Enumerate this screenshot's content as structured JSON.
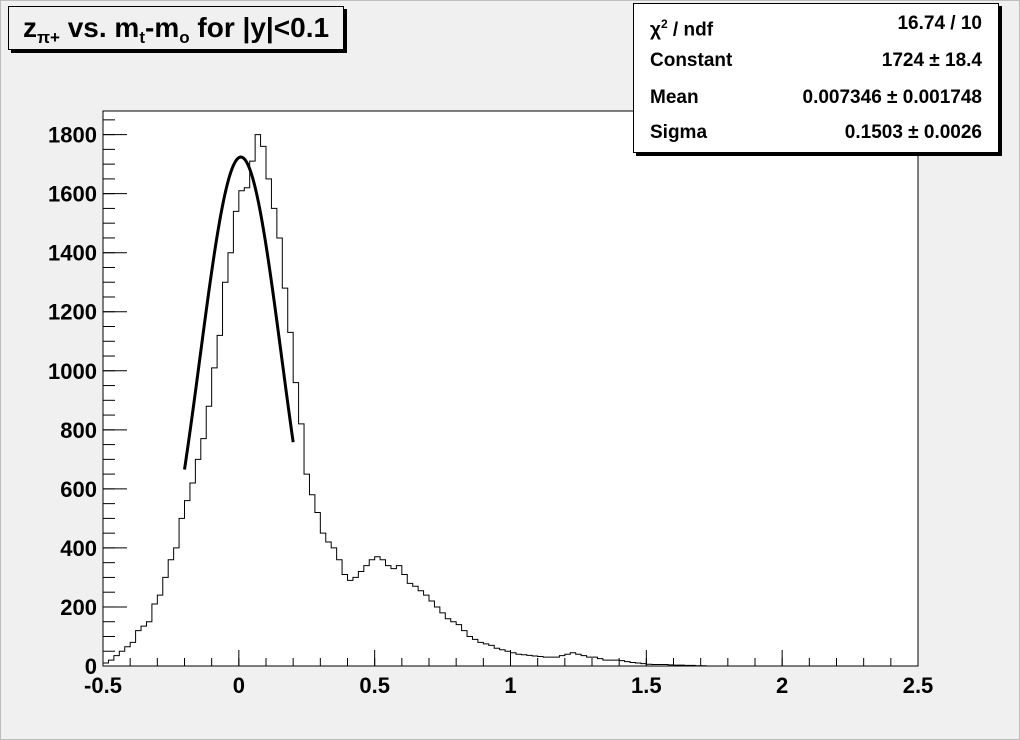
{
  "title": {
    "z": "z",
    "z_sub": "π+",
    "mid": " vs. m",
    "t_sub": "t",
    "dash": "-m",
    "o_sub": "o",
    "tail": " for |y|<0.1"
  },
  "stats": {
    "chi2_symbol": "χ",
    "chi2_sup": "2",
    "chi2_rest": " / ndf",
    "chi2_value": "16.74 / 10",
    "constant_label": "Constant",
    "constant_value": "1724 ± 18.4",
    "mean_label": "Mean",
    "mean_value": "0.007346 ± 0.001748",
    "sigma_label": "Sigma",
    "sigma_value": "0.1503 ± 0.0026"
  },
  "chart_data": {
    "type": "histogram",
    "title": "zπ+ vs. mt-mo for |y|<0.1",
    "xlim": [
      -0.5,
      2.5
    ],
    "ylim": [
      0,
      1880
    ],
    "x_ticks": [
      -0.5,
      0,
      0.5,
      1,
      1.5,
      2,
      2.5
    ],
    "x_tick_labels": [
      "-0.5",
      "0",
      "0.5",
      "1",
      "1.5",
      "2",
      "2.5"
    ],
    "y_ticks": [
      0,
      200,
      400,
      600,
      800,
      1000,
      1200,
      1400,
      1600,
      1800
    ],
    "y_tick_labels": [
      "0",
      "200",
      "400",
      "600",
      "800",
      "1000",
      "1200",
      "1400",
      "1600",
      "1800"
    ],
    "grid": false,
    "bin_width": 0.02,
    "bin_start": -0.5,
    "counts": [
      10,
      20,
      35,
      50,
      65,
      80,
      120,
      135,
      150,
      210,
      240,
      300,
      360,
      400,
      500,
      560,
      620,
      700,
      770,
      880,
      1010,
      1120,
      1300,
      1400,
      1540,
      1610,
      1620,
      1710,
      1800,
      1760,
      1650,
      1550,
      1450,
      1280,
      1130,
      960,
      820,
      650,
      580,
      520,
      450,
      420,
      400,
      360,
      310,
      290,
      300,
      320,
      340,
      360,
      370,
      360,
      340,
      330,
      340,
      310,
      280,
      270,
      255,
      240,
      220,
      200,
      180,
      160,
      150,
      140,
      120,
      100,
      90,
      80,
      75,
      70,
      60,
      55,
      50,
      45,
      40,
      38,
      36,
      34,
      32,
      30,
      30,
      30,
      35,
      40,
      45,
      40,
      35,
      30,
      30,
      25,
      20,
      20,
      20,
      18,
      15,
      12,
      10,
      8,
      6,
      5,
      5,
      5,
      4,
      3,
      3,
      2,
      2,
      1,
      1
    ],
    "fit": {
      "type": "gaussian",
      "range": [
        -0.2,
        0.2
      ],
      "constant": 1724,
      "mean": 0.007346,
      "sigma": 0.1503
    },
    "colors": {
      "frame_bg": "#f0f0f0",
      "plot_bg": "#ffffff",
      "histogram": "#000000",
      "fit": "#000000"
    }
  }
}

+---+

## Problem statement
Return the full material word for word. Do not include the pictures.

## The response
Enumerate this screenshot's content as structured JSON.
{
  "title": {
    "z": "z",
    "z_sub": "π+",
    "mid": " vs. m",
    "t_sub": "t",
    "dash": "-m",
    "o_sub": "o",
    "tail": " for |y|<0.1"
  },
  "stats": {
    "chi2_symbol": "χ",
    "chi2_sup": "2",
    "chi2_rest": " / ndf",
    "chi2_value": "16.74 / 10",
    "constant_label": "Constant",
    "constant_value": "1724 ± 18.4",
    "mean_label": "Mean",
    "mean_value": "0.007346 ± 0.001748",
    "sigma_label": "Sigma",
    "sigma_value": "0.1503 ± 0.0026"
  },
  "chart_data": {
    "type": "histogram",
    "title": "zπ+ vs. mt-mo for |y|<0.1",
    "xlim": [
      -0.5,
      2.5
    ],
    "ylim": [
      0,
      1880
    ],
    "x_ticks": [
      -0.5,
      0,
      0.5,
      1,
      1.5,
      2,
      2.5
    ],
    "x_tick_labels": [
      "-0.5",
      "0",
      "0.5",
      "1",
      "1.5",
      "2",
      "2.5"
    ],
    "y_ticks": [
      0,
      200,
      400,
      600,
      800,
      1000,
      1200,
      1400,
      1600,
      1800
    ],
    "y_tick_labels": [
      "0",
      "200",
      "400",
      "600",
      "800",
      "1000",
      "1200",
      "1400",
      "1600",
      "1800"
    ],
    "grid": false,
    "bin_width": 0.02,
    "bin_start": -0.5,
    "counts": [
      10,
      20,
      35,
      50,
      65,
      80,
      120,
      135,
      150,
      210,
      240,
      300,
      360,
      400,
      500,
      560,
      620,
      700,
      770,
      880,
      1010,
      1120,
      1300,
      1400,
      1540,
      1610,
      1620,
      1710,
      1800,
      1760,
      1650,
      1550,
      1450,
      1280,
      1130,
      960,
      820,
      650,
      580,
      520,
      450,
      420,
      400,
      360,
      310,
      290,
      300,
      320,
      340,
      360,
      370,
      360,
      340,
      330,
      340,
      310,
      280,
      270,
      255,
      240,
      220,
      200,
      180,
      160,
      150,
      140,
      120,
      100,
      90,
      80,
      75,
      70,
      60,
      55,
      50,
      45,
      40,
      38,
      36,
      34,
      32,
      30,
      30,
      30,
      35,
      40,
      45,
      40,
      35,
      30,
      30,
      25,
      20,
      20,
      20,
      18,
      15,
      12,
      10,
      8,
      6,
      5,
      5,
      5,
      4,
      3,
      3,
      2,
      2,
      1,
      1
    ],
    "fit": {
      "type": "gaussian",
      "range": [
        -0.2,
        0.2
      ],
      "constant": 1724,
      "mean": 0.007346,
      "sigma": 0.1503
    },
    "colors": {
      "frame_bg": "#f0f0f0",
      "plot_bg": "#ffffff",
      "histogram": "#000000",
      "fit": "#000000"
    }
  }
}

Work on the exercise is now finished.